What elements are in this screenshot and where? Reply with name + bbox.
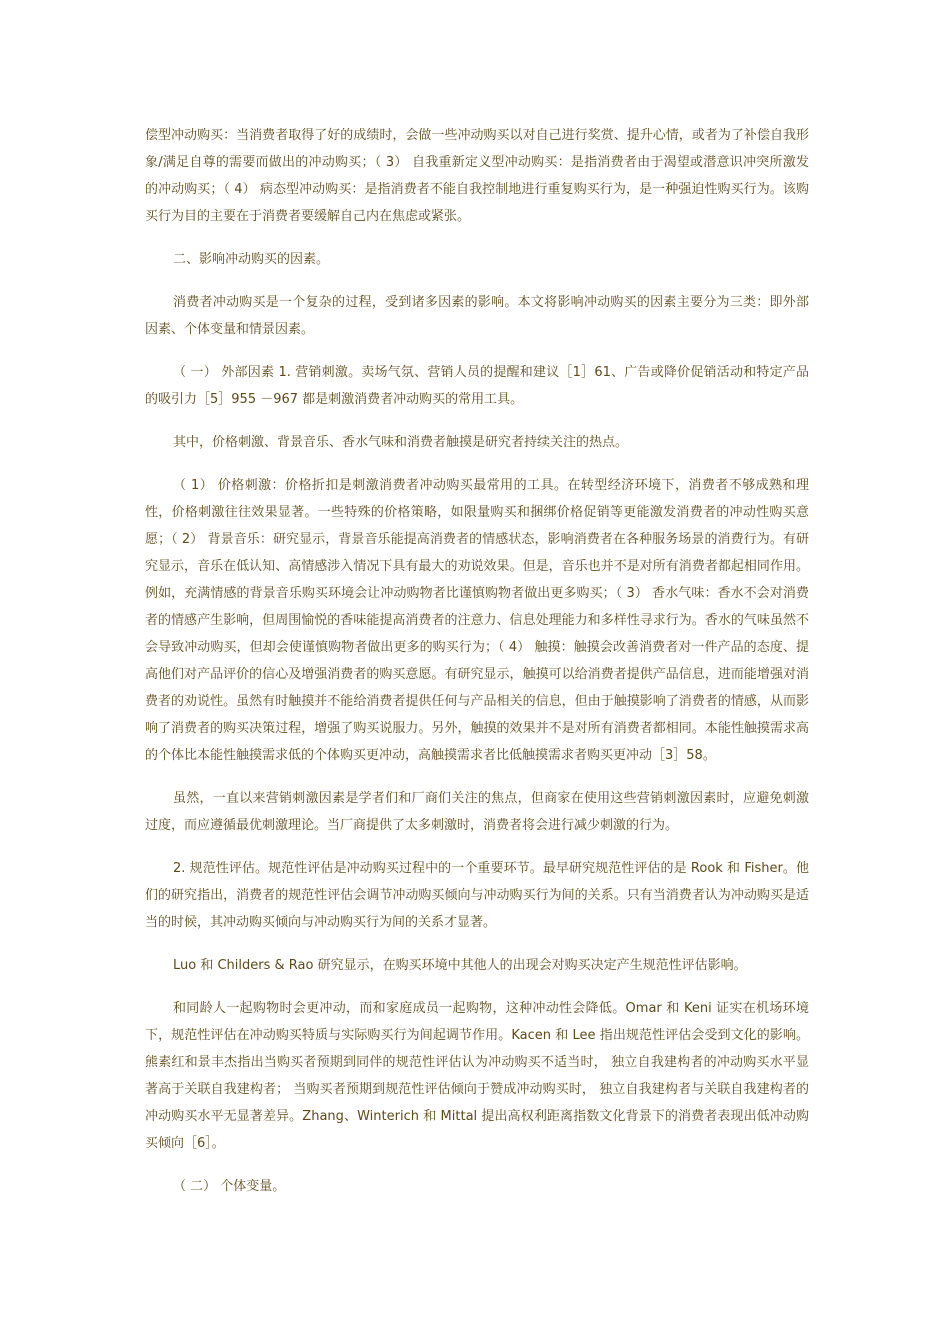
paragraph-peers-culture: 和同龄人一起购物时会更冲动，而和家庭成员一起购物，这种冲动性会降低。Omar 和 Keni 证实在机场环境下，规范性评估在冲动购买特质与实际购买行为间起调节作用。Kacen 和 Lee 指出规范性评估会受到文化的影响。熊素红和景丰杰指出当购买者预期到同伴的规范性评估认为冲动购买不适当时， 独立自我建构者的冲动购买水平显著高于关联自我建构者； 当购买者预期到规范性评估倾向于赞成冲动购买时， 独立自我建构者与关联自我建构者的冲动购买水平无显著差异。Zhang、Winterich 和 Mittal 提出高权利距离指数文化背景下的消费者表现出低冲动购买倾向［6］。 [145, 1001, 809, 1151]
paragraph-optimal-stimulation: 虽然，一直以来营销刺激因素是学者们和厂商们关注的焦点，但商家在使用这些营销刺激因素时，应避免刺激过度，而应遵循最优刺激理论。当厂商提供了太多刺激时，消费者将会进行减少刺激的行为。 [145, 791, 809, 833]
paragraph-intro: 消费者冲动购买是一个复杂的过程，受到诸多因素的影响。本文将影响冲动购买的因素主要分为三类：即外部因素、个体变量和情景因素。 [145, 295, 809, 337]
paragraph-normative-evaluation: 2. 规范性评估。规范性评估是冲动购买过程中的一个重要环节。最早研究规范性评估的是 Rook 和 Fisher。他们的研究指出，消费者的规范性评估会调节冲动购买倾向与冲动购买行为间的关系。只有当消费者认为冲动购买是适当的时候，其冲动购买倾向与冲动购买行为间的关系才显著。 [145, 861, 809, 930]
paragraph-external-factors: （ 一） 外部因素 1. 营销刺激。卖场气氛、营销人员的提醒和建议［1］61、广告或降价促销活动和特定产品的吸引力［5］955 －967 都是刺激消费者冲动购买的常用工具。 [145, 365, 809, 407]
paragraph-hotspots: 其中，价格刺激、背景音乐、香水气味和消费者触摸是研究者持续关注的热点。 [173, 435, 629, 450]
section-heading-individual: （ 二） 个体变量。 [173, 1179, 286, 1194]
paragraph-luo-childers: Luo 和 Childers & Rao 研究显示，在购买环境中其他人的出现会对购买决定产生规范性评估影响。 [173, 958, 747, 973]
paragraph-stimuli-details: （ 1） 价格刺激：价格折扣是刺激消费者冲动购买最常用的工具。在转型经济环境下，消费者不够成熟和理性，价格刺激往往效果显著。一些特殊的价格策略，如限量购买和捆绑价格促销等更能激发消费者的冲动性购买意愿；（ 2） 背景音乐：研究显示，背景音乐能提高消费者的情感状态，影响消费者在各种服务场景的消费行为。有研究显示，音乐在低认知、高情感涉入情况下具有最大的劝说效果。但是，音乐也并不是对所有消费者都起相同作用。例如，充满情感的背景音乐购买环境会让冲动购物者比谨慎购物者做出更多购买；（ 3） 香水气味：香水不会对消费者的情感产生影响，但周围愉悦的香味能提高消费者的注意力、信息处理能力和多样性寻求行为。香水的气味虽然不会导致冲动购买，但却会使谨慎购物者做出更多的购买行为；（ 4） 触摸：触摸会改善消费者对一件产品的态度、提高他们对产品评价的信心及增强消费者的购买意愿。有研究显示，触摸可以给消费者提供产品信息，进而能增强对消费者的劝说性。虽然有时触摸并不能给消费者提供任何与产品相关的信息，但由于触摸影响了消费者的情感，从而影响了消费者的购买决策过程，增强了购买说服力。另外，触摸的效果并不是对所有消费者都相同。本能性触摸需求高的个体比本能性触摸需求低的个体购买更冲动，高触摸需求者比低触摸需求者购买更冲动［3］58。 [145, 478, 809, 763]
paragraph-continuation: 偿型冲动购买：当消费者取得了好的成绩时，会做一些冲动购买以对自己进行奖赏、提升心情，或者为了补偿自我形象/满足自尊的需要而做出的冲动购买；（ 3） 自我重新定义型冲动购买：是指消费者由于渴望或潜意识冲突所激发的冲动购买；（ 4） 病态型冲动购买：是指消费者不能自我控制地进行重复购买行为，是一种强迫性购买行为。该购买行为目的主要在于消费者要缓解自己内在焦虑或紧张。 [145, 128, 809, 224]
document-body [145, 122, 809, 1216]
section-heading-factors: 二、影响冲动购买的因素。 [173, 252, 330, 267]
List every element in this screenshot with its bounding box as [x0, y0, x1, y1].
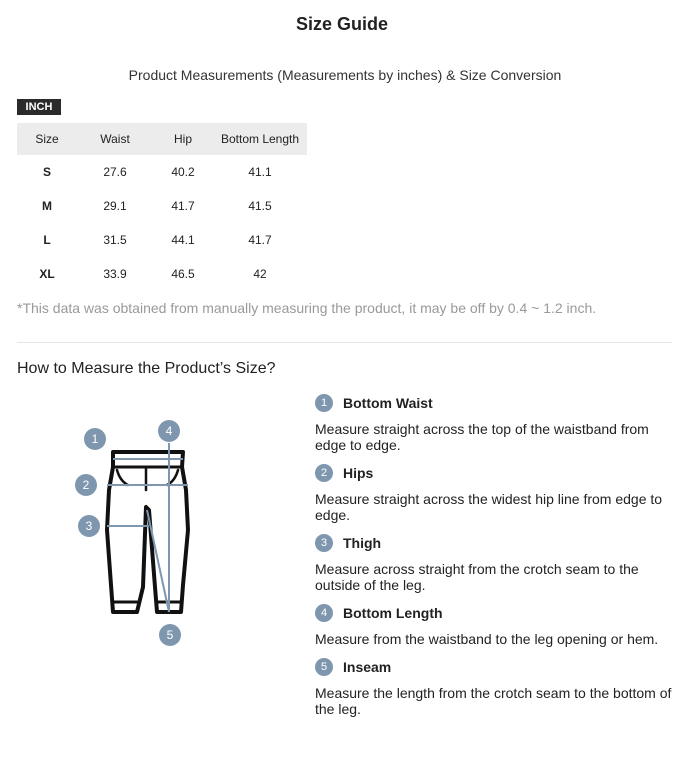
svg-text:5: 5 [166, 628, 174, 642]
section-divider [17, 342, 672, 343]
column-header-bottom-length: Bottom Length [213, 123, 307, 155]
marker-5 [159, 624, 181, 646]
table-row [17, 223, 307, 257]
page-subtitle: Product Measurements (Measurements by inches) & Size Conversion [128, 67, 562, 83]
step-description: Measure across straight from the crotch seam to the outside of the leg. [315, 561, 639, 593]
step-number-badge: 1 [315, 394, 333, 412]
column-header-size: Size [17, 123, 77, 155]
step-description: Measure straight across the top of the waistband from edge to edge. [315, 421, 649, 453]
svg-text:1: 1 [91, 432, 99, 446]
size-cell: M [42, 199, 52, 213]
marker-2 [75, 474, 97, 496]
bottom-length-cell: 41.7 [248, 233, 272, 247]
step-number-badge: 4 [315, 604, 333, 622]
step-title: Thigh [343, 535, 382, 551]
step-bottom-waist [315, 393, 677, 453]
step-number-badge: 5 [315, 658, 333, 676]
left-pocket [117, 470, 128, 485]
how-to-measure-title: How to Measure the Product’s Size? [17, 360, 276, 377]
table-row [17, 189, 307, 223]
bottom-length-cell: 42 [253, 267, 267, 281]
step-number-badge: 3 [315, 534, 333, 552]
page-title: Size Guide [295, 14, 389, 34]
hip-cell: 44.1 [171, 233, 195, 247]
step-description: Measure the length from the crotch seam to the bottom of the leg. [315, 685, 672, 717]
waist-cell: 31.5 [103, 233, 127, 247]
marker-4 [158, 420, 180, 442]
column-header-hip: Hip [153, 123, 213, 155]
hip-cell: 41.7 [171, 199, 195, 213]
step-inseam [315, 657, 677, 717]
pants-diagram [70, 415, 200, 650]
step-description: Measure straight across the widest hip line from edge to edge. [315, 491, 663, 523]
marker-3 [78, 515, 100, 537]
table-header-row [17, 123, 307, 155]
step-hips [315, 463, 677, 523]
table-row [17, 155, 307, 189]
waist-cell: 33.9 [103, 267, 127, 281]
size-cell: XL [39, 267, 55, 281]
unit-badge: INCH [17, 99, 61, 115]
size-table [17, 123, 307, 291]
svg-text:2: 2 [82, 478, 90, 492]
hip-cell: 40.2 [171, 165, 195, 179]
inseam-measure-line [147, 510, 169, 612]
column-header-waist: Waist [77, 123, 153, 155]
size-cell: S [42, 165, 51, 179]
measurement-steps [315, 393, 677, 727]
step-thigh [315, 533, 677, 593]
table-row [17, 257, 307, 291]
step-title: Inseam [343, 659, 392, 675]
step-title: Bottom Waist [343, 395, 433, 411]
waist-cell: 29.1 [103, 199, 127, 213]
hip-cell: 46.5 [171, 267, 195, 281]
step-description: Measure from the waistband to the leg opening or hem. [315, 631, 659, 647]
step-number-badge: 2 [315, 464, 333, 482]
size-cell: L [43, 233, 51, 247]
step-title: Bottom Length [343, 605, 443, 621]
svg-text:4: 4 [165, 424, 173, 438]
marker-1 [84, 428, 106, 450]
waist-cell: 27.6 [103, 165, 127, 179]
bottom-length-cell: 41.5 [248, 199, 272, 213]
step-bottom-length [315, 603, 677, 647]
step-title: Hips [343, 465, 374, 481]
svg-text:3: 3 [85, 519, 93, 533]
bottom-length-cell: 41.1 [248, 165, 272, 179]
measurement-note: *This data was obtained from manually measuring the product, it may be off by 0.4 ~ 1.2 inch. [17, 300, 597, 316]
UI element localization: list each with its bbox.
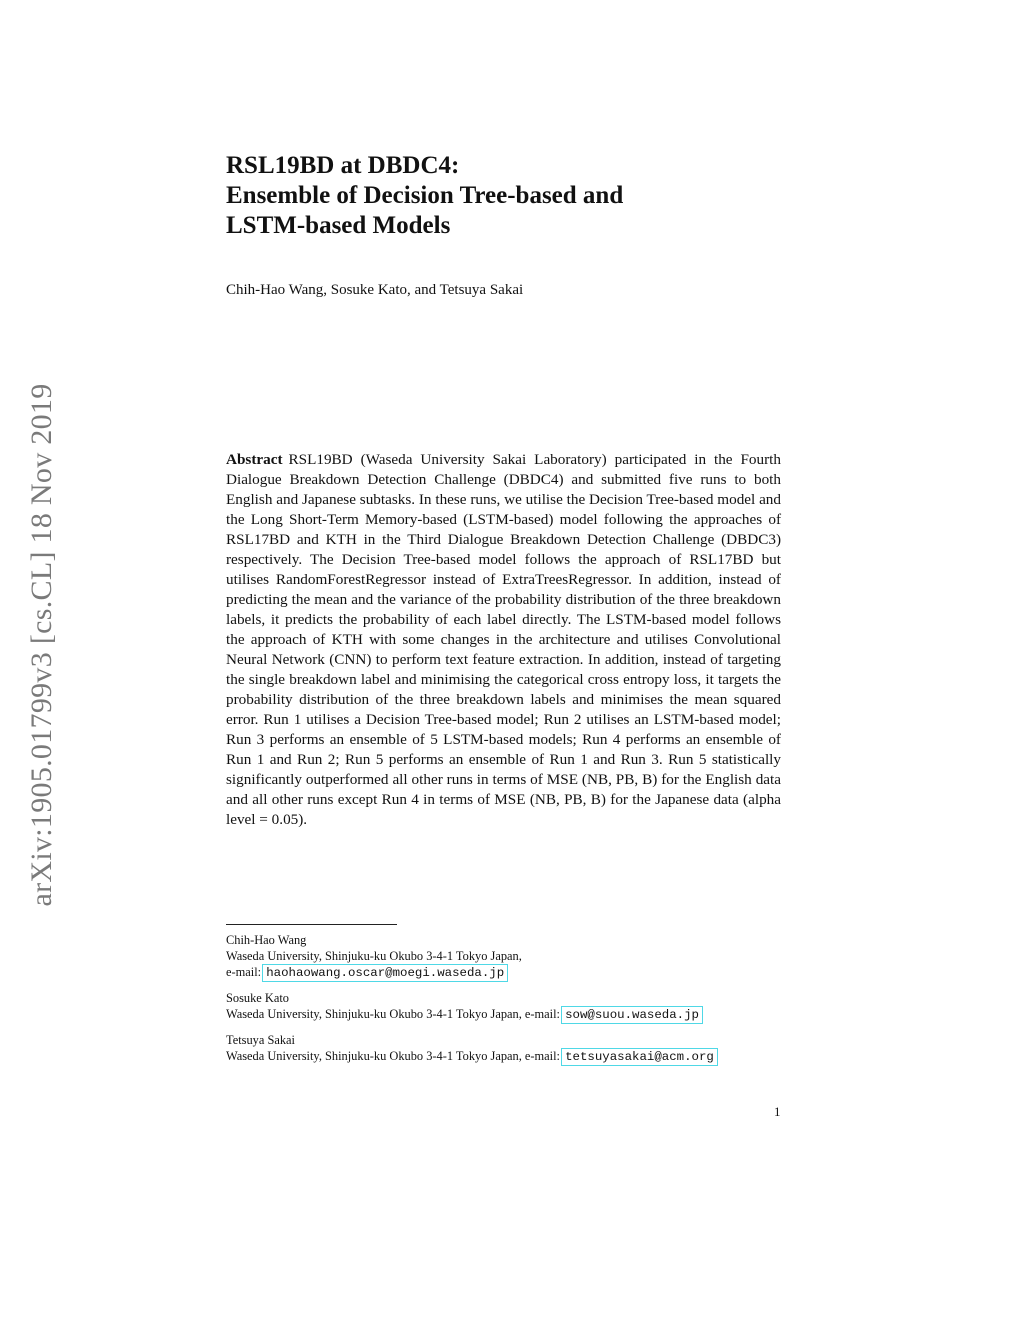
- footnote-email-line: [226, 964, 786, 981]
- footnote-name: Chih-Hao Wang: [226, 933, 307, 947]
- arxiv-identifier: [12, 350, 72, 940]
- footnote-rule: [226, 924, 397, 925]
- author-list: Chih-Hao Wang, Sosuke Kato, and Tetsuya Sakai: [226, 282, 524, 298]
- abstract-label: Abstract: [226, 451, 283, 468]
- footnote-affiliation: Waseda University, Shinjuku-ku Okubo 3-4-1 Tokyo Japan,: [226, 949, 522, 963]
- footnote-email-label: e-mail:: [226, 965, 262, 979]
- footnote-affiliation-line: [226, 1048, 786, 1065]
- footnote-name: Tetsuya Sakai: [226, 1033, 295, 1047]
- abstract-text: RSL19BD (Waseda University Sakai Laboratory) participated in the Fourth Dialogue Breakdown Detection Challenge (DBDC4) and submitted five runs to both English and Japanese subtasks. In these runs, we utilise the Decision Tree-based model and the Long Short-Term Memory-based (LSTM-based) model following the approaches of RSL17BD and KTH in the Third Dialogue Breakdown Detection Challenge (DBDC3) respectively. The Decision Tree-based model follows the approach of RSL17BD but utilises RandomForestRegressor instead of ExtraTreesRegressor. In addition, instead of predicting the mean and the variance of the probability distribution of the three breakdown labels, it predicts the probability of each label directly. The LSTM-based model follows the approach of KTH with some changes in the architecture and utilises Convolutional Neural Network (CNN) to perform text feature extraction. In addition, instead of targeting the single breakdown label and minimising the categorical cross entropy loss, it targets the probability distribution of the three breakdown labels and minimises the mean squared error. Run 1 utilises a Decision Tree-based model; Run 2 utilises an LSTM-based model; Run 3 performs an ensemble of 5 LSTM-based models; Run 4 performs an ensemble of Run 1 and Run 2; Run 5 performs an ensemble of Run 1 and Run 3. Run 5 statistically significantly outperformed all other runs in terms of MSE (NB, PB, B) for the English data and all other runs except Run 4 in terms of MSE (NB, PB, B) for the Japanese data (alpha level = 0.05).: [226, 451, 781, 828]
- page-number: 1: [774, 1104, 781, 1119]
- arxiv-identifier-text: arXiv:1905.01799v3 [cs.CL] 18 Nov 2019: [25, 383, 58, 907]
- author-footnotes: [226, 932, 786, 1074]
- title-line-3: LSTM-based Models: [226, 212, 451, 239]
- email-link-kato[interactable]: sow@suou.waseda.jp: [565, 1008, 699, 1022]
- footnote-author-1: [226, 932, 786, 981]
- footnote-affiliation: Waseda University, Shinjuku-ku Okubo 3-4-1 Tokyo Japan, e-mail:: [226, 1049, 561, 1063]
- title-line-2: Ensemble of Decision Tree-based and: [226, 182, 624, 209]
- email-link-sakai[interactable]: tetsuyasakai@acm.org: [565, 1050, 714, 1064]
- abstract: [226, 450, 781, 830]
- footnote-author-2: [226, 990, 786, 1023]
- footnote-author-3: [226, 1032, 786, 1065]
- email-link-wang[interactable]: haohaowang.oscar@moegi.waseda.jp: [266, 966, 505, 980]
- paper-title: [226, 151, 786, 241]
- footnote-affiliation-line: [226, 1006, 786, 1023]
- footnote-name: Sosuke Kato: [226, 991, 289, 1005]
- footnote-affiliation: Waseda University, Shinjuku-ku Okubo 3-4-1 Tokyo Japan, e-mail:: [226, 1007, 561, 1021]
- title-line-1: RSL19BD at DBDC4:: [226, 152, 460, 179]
········
### WHAT TO PRODUCE:
Rewrite the lines from the one containing "1001, 809, 1151]" through the one containing "791, 809, 833]", inclusive, changing "消费者" to "顾客" and leaving everything else as it is. Give only those lines.

### RESPONSE BELOW:
paragraph-peers-culture: 和同龄人一起购物时会更冲动，而和家庭成员一起购物，这种冲动性会降低。Omar 和 Keni 证实在机场环境下，规范性评估在冲动购买特质与实际购买行为间起调节作用。Kacen 和 Lee 指出规范性评估会受到文化的影响。熊素红和景丰杰指出当购买者预期到同伴的规范性评估认为冲动购买不适当时， 独立自我建构者的冲动购买水平显著高于关联自我建构者； 当购买者预期到规范性评估倾向于赞成冲动购买时， 独立自我建构者与关联自我建构者的冲动购买水平无显著差异。Zhang、Winterich 和 Mittal 提出高权利距离指数文化背景下的顾客表现出低冲动购买倾向［6］。 [145, 1001, 809, 1151]
paragraph-optimal-stimulation: 虽然，一直以来营销刺激因素是学者们和厂商们关注的焦点，但商家在使用这些营销刺激因素时，应避免刺激过度，而应遵循最优刺激理论。当厂商提供了太多刺激时，顾客将会进行减少刺激的行为。 [145, 791, 809, 833]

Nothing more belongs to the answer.